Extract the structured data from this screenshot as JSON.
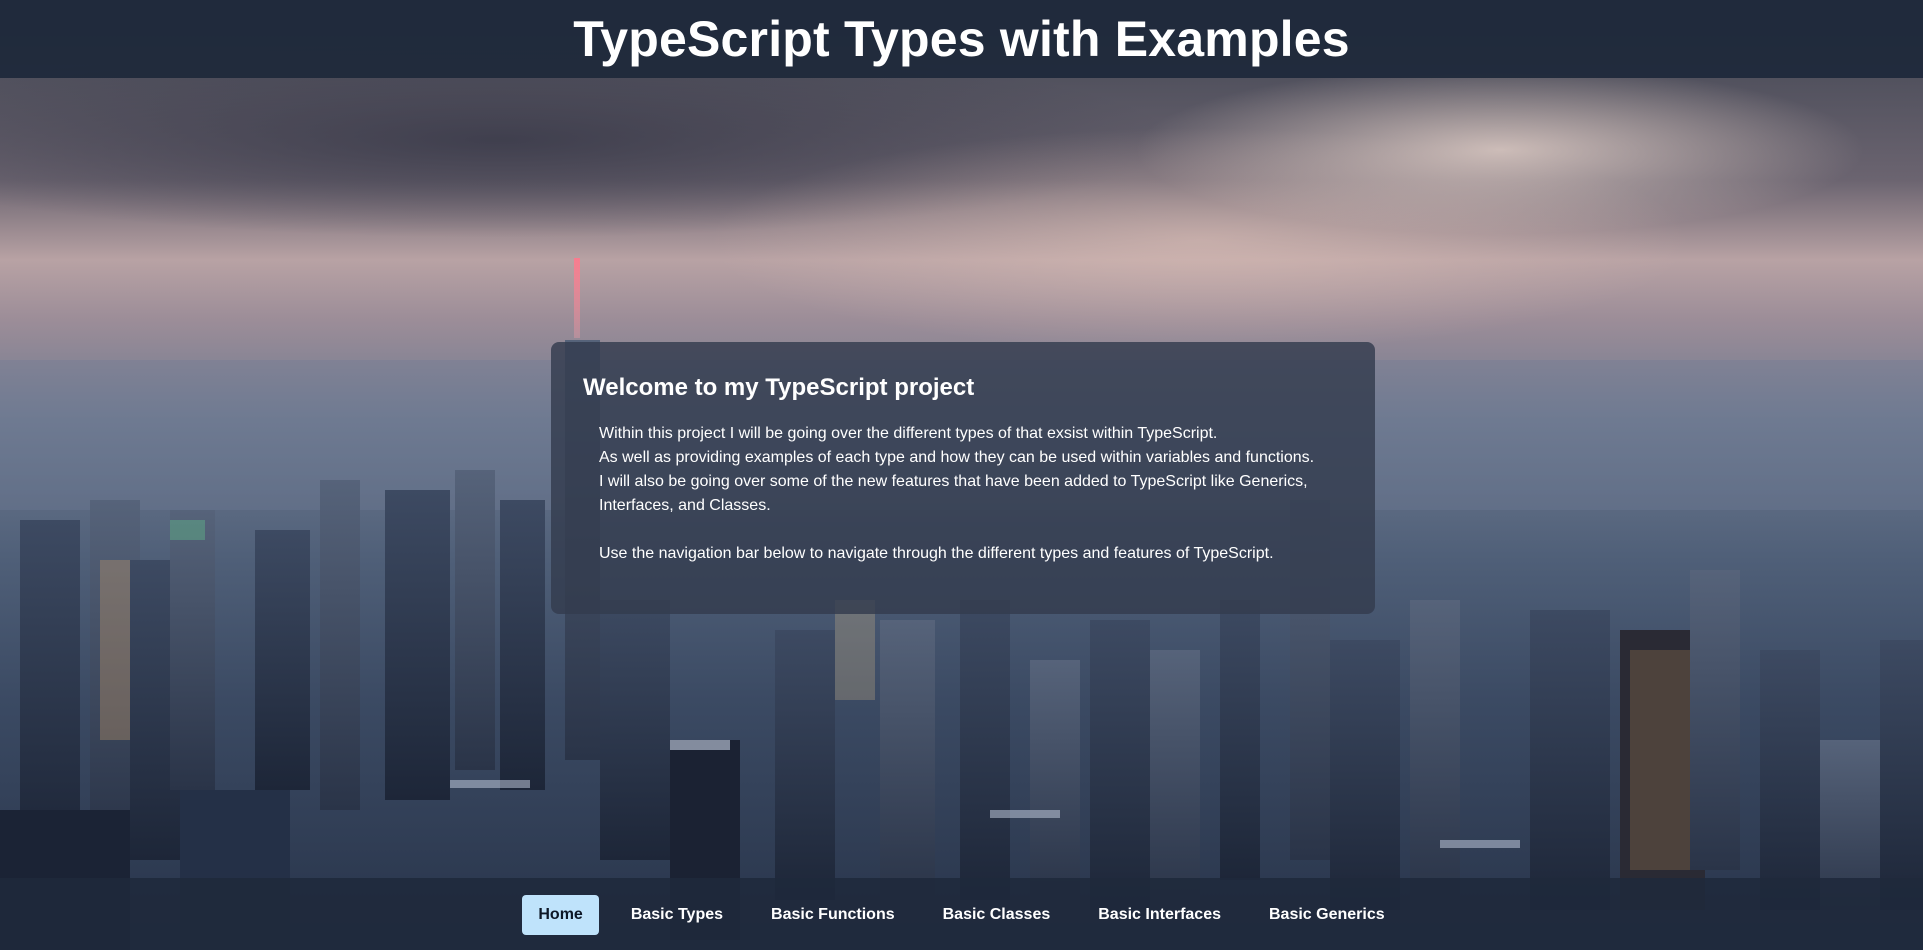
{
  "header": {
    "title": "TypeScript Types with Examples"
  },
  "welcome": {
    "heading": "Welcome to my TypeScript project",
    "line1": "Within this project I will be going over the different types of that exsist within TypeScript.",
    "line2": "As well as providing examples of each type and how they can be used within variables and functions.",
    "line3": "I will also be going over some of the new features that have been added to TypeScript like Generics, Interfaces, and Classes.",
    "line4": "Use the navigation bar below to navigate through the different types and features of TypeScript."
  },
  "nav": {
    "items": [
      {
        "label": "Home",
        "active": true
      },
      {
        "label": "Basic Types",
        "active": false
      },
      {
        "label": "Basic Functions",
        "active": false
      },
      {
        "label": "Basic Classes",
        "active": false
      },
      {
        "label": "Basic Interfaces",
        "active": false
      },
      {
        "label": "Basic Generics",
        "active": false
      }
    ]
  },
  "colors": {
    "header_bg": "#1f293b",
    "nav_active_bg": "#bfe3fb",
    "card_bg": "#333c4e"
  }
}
=-=-=-=-=
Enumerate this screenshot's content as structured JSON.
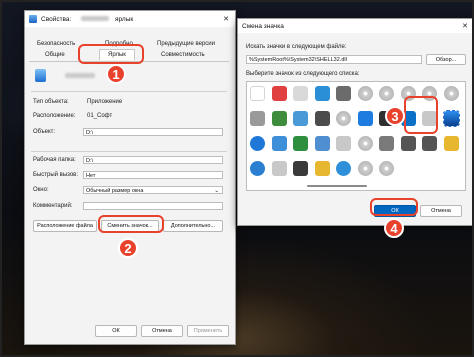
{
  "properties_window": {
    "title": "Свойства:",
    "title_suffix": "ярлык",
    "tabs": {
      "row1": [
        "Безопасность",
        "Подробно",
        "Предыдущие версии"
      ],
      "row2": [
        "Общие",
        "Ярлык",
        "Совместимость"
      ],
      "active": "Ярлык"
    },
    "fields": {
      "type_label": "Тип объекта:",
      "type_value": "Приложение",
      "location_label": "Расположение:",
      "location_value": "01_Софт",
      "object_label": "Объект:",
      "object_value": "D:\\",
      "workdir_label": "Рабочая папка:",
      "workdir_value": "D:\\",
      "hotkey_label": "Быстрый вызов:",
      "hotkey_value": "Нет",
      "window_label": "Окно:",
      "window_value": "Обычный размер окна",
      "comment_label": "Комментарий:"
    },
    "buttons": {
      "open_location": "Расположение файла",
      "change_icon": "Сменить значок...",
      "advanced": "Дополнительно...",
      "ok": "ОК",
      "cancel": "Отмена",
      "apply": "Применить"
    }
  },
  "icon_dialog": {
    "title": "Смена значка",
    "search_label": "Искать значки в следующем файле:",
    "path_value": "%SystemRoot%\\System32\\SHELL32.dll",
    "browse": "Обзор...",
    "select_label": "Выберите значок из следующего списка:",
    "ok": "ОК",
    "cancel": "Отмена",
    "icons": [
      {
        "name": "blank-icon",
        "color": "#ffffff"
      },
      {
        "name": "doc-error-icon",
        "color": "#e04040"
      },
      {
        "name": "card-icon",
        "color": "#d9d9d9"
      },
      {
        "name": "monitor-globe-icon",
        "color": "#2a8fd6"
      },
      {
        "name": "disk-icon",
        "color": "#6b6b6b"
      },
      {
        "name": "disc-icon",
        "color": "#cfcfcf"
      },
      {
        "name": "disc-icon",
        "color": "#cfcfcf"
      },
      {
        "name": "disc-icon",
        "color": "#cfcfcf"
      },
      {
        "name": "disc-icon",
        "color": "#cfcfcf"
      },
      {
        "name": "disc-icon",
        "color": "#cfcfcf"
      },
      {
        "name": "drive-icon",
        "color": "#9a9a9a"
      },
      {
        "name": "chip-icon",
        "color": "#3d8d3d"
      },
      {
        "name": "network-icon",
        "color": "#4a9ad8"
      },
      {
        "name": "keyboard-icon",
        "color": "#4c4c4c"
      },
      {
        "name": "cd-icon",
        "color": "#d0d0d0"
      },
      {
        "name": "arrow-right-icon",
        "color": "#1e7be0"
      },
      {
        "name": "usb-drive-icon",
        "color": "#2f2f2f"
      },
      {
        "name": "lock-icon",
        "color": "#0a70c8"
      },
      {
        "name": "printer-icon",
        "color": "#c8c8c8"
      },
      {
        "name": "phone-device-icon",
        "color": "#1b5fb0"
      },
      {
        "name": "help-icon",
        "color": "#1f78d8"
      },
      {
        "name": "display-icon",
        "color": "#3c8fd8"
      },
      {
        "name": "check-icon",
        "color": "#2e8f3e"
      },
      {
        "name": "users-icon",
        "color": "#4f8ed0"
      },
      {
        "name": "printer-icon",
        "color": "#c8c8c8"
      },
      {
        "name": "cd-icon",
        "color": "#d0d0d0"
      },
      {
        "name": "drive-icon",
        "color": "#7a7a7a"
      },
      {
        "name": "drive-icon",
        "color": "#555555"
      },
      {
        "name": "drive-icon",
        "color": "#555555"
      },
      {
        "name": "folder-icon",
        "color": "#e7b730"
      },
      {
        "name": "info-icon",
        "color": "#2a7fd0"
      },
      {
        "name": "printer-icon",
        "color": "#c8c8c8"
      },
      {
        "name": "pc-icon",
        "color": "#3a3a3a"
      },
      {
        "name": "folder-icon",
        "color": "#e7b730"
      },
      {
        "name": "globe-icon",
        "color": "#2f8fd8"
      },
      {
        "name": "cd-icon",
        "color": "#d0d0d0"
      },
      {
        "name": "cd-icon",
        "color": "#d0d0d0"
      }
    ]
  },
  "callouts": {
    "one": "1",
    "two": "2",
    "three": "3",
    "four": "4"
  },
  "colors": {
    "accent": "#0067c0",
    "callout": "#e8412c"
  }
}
=-=-=-=-=
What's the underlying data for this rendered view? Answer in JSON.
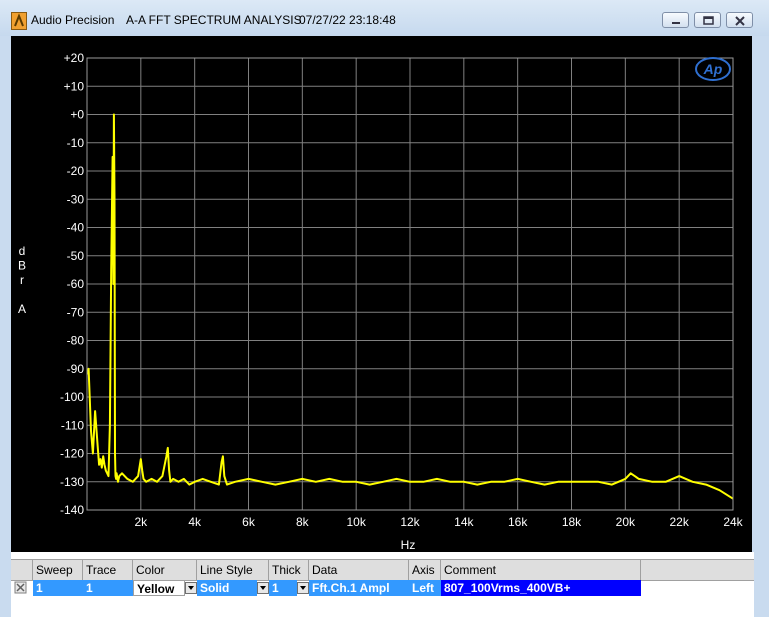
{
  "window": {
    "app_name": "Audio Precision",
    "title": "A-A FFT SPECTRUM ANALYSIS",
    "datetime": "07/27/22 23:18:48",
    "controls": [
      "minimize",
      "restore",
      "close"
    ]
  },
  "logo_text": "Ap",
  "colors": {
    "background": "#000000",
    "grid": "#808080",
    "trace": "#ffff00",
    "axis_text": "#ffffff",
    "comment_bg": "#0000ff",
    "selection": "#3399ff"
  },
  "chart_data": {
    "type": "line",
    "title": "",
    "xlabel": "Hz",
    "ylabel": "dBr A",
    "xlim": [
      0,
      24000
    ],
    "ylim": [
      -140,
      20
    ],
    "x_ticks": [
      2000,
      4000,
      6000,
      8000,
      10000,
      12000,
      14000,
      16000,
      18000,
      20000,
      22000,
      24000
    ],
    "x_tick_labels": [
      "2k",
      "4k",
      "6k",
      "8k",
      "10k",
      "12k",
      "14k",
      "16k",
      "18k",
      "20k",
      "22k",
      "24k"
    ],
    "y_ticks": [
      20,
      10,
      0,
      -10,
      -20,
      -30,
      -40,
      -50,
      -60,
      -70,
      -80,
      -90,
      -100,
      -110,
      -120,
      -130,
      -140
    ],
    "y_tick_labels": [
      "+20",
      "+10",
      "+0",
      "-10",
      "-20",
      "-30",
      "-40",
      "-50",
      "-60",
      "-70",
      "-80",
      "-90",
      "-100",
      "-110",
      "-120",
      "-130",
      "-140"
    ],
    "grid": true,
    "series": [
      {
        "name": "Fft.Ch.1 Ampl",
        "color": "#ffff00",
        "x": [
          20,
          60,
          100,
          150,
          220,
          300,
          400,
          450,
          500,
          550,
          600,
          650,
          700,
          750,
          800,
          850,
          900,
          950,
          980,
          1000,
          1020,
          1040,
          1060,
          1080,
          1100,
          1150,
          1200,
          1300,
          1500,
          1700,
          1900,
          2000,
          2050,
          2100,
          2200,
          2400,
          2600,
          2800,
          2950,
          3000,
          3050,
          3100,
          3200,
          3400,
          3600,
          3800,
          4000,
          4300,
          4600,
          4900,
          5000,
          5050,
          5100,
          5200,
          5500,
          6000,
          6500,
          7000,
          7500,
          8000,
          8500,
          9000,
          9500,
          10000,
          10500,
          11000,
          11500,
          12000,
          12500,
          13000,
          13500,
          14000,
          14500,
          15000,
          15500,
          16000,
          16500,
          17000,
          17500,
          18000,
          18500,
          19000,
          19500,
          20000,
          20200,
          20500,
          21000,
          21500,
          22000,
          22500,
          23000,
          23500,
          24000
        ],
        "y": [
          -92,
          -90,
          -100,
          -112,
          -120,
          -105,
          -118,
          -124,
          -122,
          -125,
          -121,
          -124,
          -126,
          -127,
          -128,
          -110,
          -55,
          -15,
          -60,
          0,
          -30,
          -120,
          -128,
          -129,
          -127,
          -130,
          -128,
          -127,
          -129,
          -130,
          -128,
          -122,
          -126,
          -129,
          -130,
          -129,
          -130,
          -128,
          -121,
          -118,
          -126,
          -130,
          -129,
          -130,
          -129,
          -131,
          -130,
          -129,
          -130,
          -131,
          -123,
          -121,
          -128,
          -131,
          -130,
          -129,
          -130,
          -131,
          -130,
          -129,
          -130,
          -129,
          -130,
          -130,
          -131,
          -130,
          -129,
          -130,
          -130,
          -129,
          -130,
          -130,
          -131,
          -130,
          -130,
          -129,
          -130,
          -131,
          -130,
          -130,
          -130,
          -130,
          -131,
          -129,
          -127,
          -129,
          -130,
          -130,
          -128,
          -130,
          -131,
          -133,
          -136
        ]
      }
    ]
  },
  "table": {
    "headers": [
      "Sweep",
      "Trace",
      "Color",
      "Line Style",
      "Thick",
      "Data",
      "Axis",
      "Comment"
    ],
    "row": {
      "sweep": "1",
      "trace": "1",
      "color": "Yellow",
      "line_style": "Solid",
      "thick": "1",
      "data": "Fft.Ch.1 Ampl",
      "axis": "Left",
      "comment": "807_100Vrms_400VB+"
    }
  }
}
=-=-=-=-=
#### [EXERCISE GOAL]
Identify each line in the entries with the word "Classes" and copy it.

#### [SOLUTION FOR THIS PROBLEM]
    "line3": "I will also be going over some of the new features that have been added to TypeScript like Generics, Interfaces, and Classes.",
        "label": "Basic Classes",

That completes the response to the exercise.